◆ Aim
Reproduce every entry exactly, without alteration.

◆ Dataset items
○ ○ ○ ○

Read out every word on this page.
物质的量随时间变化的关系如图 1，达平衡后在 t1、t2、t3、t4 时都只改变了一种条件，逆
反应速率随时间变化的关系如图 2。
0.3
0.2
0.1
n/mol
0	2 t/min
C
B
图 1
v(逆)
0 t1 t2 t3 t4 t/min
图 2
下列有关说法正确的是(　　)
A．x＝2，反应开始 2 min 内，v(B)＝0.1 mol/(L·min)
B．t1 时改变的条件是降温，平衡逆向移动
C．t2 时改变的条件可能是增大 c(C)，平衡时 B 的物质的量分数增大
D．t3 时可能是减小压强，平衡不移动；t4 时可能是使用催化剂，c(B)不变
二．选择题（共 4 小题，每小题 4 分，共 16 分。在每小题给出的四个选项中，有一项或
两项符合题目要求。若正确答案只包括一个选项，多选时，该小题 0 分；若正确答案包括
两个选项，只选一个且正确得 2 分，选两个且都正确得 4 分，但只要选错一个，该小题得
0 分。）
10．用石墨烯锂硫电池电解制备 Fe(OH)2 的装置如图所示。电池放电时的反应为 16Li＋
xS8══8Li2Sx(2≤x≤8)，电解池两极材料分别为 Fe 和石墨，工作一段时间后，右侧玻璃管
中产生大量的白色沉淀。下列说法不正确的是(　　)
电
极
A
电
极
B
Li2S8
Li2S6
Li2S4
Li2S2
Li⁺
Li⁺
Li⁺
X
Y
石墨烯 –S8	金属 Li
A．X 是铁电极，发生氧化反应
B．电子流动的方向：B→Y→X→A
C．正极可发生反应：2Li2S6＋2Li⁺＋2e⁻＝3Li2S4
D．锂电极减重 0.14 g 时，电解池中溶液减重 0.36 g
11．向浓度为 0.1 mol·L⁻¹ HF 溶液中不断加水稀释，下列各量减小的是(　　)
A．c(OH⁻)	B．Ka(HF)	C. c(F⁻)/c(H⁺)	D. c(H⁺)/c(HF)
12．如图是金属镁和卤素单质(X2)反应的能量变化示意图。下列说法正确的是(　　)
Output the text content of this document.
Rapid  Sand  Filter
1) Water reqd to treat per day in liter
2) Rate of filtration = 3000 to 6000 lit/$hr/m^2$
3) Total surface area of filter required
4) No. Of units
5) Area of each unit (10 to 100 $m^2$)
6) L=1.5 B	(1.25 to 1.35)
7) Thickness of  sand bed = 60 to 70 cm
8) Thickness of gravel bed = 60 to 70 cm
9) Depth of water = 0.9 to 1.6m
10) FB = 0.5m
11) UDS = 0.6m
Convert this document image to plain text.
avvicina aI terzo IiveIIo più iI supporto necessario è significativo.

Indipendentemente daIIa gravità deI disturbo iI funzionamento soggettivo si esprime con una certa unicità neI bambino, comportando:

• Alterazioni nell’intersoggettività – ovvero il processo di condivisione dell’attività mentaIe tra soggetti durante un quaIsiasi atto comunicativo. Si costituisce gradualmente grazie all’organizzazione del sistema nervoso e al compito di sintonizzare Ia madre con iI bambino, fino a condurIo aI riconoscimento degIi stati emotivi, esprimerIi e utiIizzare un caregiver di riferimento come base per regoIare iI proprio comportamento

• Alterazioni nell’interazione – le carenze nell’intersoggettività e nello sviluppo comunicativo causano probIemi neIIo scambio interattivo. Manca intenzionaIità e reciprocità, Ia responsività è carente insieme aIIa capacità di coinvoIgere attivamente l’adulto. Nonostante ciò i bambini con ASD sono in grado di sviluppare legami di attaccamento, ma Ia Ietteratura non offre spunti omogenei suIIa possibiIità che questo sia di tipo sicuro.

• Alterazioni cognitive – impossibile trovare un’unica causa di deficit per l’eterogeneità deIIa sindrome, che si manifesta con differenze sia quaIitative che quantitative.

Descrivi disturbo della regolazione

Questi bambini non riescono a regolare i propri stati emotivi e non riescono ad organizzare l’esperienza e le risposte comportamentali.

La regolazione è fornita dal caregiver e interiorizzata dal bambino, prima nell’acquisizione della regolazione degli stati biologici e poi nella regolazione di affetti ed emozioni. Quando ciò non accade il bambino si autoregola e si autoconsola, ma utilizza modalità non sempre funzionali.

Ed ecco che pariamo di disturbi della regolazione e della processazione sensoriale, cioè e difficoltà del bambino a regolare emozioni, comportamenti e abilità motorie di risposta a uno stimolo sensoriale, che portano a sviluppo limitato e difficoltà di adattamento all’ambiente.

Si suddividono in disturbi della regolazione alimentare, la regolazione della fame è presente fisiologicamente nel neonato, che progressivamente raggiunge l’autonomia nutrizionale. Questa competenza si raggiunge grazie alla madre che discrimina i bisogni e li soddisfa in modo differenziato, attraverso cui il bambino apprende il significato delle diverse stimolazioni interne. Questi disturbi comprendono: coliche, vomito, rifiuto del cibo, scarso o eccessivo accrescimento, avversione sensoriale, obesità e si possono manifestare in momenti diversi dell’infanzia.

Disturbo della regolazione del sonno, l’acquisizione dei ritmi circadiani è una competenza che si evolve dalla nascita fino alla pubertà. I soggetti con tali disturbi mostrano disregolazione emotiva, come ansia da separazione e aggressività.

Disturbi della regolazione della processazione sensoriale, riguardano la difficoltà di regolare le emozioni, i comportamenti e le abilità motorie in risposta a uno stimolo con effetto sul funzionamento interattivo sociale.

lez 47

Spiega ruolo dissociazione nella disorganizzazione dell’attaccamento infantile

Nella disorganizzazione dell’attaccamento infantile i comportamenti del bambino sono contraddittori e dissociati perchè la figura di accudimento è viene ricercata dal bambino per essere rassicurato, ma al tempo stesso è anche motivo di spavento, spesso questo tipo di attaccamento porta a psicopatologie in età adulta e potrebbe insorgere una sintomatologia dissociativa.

○ ○ ○ ○

◆ Final answer
Read out every word on this page.
物质的量随时间变化的关系如图 1，达平衡后在 t1、t2、t3、t4 时都只改变了一种条件，逆
反应速率随时间变化的关系如图 2。
0.3
0.2
0.1
n/mol
0	2 t/min
C
B
图 1
v(逆)
0 t1 t2 t3 t4 t/min
图 2
下列有关说法正确的是(　　)
A．x＝2，反应开始 2 min 内，v(B)＝0.1 mol/(L·min)
B．t1 时改变的条件是降温，平衡逆向移动
C．t2 时改变的条件可能是增大 c(C)，平衡时 B 的物质的量分数增大
D．t3 时可能是减小压强，平衡不移动；t4 时可能是使用催化剂，c(B)不变
二．选择题（共 4 小题，每小题 4 分，共 16 分。在每小题给出的四个选项中，有一项或
两项符合题目要求。若正确答案只包括一个选项，多选时，该小题 0 分；若正确答案包括
两个选项，只选一个且正确得 2 分，选两个且都正确得 4 分，但只要选错一个，该小题得
0 分。）
10．用石墨烯锂硫电池电解制备 Fe(OH)2 的装置如图所示。电池放电时的反应为 16Li＋
xS8══8Li2Sx(2≤x≤8)，电解池两极材料分别为 Fe 和石墨，工作一段时间后，右侧玻璃管
中产生大量的白色沉淀。下列说法不正确的是(　　)
电
极
A
电
极
B
Li2S8
Li2S6
Li2S4
Li2S2
Li⁺
Li⁺
Li⁺
X
Y
石墨烯 –S8	金属 Li
A．X 是铁电极，发生氧化反应
B．电子流动的方向：B→Y→X→A
C．正极可发生反应：2Li2S6＋2Li⁺＋2e⁻＝3Li2S4
D．锂电极减重 0.14 g 时，电解池中溶液减重 0.36 g
11．向浓度为 0.1 mol·L⁻¹ HF 溶液中不断加水稀释，下列各量减小的是(　　)
A．c(OH⁻)	B．Ka(HF)	C. c(F⁻)/c(H⁺)	D. c(H⁺)/c(HF)
12．如图是金属镁和卤素单质(X2)反应的能量变化示意图。下列说法正确的是(　　)
Output the text content of this document.
Rapid  Sand  Filter
1) Water reqd to treat per day in liter
2) Rate of filtration = 3000 to 6000 lit/$hr/m^2$
3) Total surface area of filter required
4) No. Of units
5) Area of each unit (10 to 100 $m^2$)
6) L=1.5 B	(1.25 to 1.35)
7) Thickness of  sand bed = 60 to 70 cm
8) Thickness of gravel bed = 60 to 70 cm
9) Depth of water = 0.9 to 1.6m
10) FB = 0.5m
11) UDS = 0.6m
Convert this document image to plain text.
avvicina aI terzo IiveIIo più iI supporto necessario è significativo.

Indipendentemente daIIa gravità deI disturbo iI funzionamento soggettivo si esprime con una certa unicità neI bambino, comportando:

• Alterazioni nell’intersoggettività – ovvero il processo di condivisione dell’attività mentaIe tra soggetti durante un quaIsiasi atto comunicativo. Si costituisce gradualmente grazie all’organizzazione del sistema nervoso e al compito di sintonizzare Ia madre con iI bambino, fino a condurIo aI riconoscimento degIi stati emotivi, esprimerIi e utiIizzare un caregiver di riferimento come base per regoIare iI proprio comportamento

• Alterazioni nell’interazione – le carenze nell’intersoggettività e nello sviluppo comunicativo causano probIemi neIIo scambio interattivo. Manca intenzionaIità e reciprocità, Ia responsività è carente insieme aIIa capacità di coinvoIgere attivamente l’adulto. Nonostante ciò i bambini con ASD sono in grado di sviluppare legami di attaccamento, ma Ia Ietteratura non offre spunti omogenei suIIa possibiIità che questo sia di tipo sicuro.

• Alterazioni cognitive – impossibile trovare un’unica causa di deficit per l’eterogeneità deIIa sindrome, che si manifesta con differenze sia quaIitative che quantitative.

Descrivi disturbo della regolazione

Questi bambini non riescono a regolare i propri stati emotivi e non riescono ad organizzare l’esperienza e le risposte comportamentali.

La regolazione è fornita dal caregiver e interiorizzata dal bambino, prima nell’acquisizione della regolazione degli stati biologici e poi nella regolazione di affetti ed emozioni. Quando ciò non accade il bambino si autoregola e si autoconsola, ma utilizza modalità non sempre funzionali.

Ed ecco che pariamo di disturbi della regolazione e della processazione sensoriale, cioè e difficoltà del bambino a regolare emozioni, comportamenti e abilità motorie di risposta a uno stimolo sensoriale, che portano a sviluppo limitato e difficoltà di adattamento all’ambiente.

Si suddividono in disturbi della regolazione alimentare, la regolazione della fame è presente fisiologicamente nel neonato, che progressivamente raggiunge l’autonomia nutrizionale. Questa competenza si raggiunge grazie alla madre che discrimina i bisogni e li soddisfa in modo differenziato, attraverso cui il bambino apprende il significato delle diverse stimolazioni interne. Questi disturbi comprendono: coliche, vomito, rifiuto del cibo, scarso o eccessivo accrescimento, avversione sensoriale, obesità e si possono manifestare in momenti diversi dell’infanzia.

Disturbo della regolazione del sonno, l’acquisizione dei ritmi circadiani è una competenza che si evolve dalla nascita fino alla pubertà. I soggetti con tali disturbi mostrano disregolazione emotiva, come ansia da separazione e aggressività.

Disturbi della regolazione della processazione sensoriale, riguardano la difficoltà di regolare le emozioni, i comportamenti e le abilità motorie in risposta a uno stimolo con effetto sul funzionamento interattivo sociale.

lez 47

Spiega ruolo dissociazione nella disorganizzazione dell’attaccamento infantile

Nella disorganizzazione dell’attaccamento infantile i comportamenti del bambino sono contraddittori e dissociati perchè la figura di accudimento è viene ricercata dal bambino per essere rassicurato, ma al tempo stesso è anche motivo di spavento, spesso questo tipo di attaccamento porta a psicopatologie in età adulta e potrebbe insorgere una sintomatologia dissociativa.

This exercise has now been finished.